-- BEGIN Information provided --
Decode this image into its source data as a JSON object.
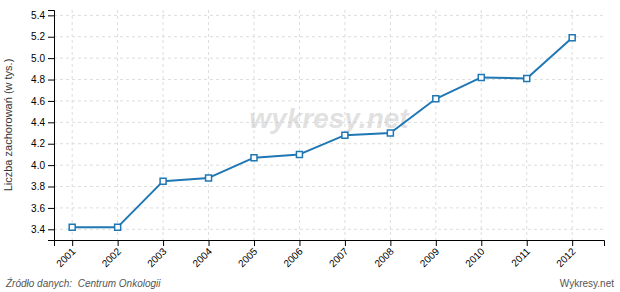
{
  "chart_data": {
    "type": "line",
    "ylabel": "Liczba zachorowań (w tys.)",
    "x": [
      2001,
      2002,
      2003,
      2004,
      2005,
      2006,
      2007,
      2008,
      2009,
      2010,
      2011,
      2012
    ],
    "values": [
      3.42,
      3.42,
      3.85,
      3.88,
      4.07,
      4.1,
      4.28,
      4.3,
      4.62,
      4.82,
      4.81,
      5.19
    ],
    "xlim": [
      2000.6,
      2012.7
    ],
    "xticks": [
      2001,
      2002,
      2003,
      2004,
      2005,
      2006,
      2007,
      2008,
      2009,
      2010,
      2011,
      2012
    ],
    "ylim": [
      3.3,
      5.45
    ],
    "yticks": [
      3.4,
      3.6,
      3.8,
      {
        "value": 4,
        "label": "4.0"
      },
      4.2,
      4.4,
      4.6,
      4.8,
      {
        "value": 5,
        "label": "5.0"
      },
      5.2,
      5.4
    ],
    "marker": "square",
    "grid": true,
    "annotations": [
      "Źródło danych:  Centrum Onkologii",
      "Wykresy.net",
      "wykresy.net"
    ]
  }
}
-- END Information provided --
Task brief -
Copy out all the data exactly; skip the pictures.

Solution to this task -
Decode this image into its source data as a JSON object.
{
  "chart_data": {
    "type": "line",
    "ylabel": "Liczba zachorowań (w tys.)",
    "x": [
      2001,
      2002,
      2003,
      2004,
      2005,
      2006,
      2007,
      2008,
      2009,
      2010,
      2011,
      2012
    ],
    "values": [
      3.42,
      3.42,
      3.85,
      3.88,
      4.07,
      4.1,
      4.28,
      4.3,
      4.62,
      4.82,
      4.81,
      5.19
    ],
    "xlim": [
      2000.6,
      2012.7
    ],
    "xticks": [
      2001,
      2002,
      2003,
      2004,
      2005,
      2006,
      2007,
      2008,
      2009,
      2010,
      2011,
      2012
    ],
    "ylim": [
      3.3,
      5.45
    ],
    "yticks": [
      3.4,
      3.6,
      3.8,
      {
        "value": 4,
        "label": "4.0"
      },
      4.2,
      4.4,
      4.6,
      4.8,
      {
        "value": 5,
        "label": "5.0"
      },
      5.2,
      5.4
    ],
    "marker": "square",
    "grid": true,
    "annotations": [
      "Źródło danych:  Centrum Onkologii",
      "Wykresy.net",
      "wykresy.net"
    ]
  }
}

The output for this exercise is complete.